Job: Pictures stay out; everything else in the records below is copied exactly.

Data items
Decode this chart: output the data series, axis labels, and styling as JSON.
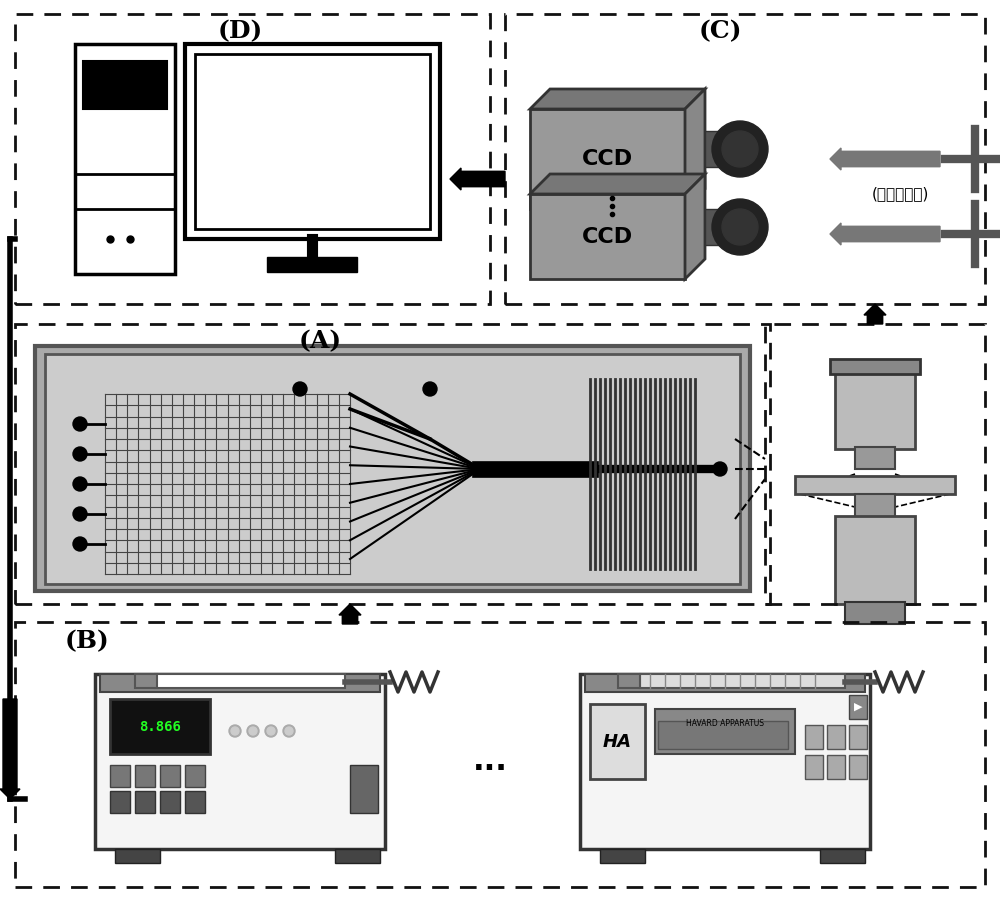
{
  "bg_color": "#ffffff",
  "label_D": "(D)",
  "label_C": "(C)",
  "label_A": "(A)",
  "label_B": "(B)",
  "ccd_text": "CCD",
  "light_text": "(光束、滤镜)",
  "display_val": "8.866",
  "harvard_text": "HAVARD APPARATUS",
  "ha_text": "HA",
  "gray_ccd": "#999999",
  "gray_light": "#aaaaaa",
  "dark": "#111111",
  "mid_gray": "#666666",
  "light_gray": "#cccccc",
  "box_gray": "#888888"
}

Answer to this exercise:
Decode this chart: output the data series, axis labels, and styling as JSON.
{
  "bg_color": "#ffffff",
  "label_D": "(D)",
  "label_C": "(C)",
  "label_A": "(A)",
  "label_B": "(B)",
  "ccd_text": "CCD",
  "light_text": "(光束、滤镜)",
  "display_val": "8.866",
  "harvard_text": "HAVARD APPARATUS",
  "ha_text": "HA",
  "gray_ccd": "#999999",
  "gray_light": "#aaaaaa",
  "dark": "#111111",
  "mid_gray": "#666666",
  "light_gray": "#cccccc",
  "box_gray": "#888888"
}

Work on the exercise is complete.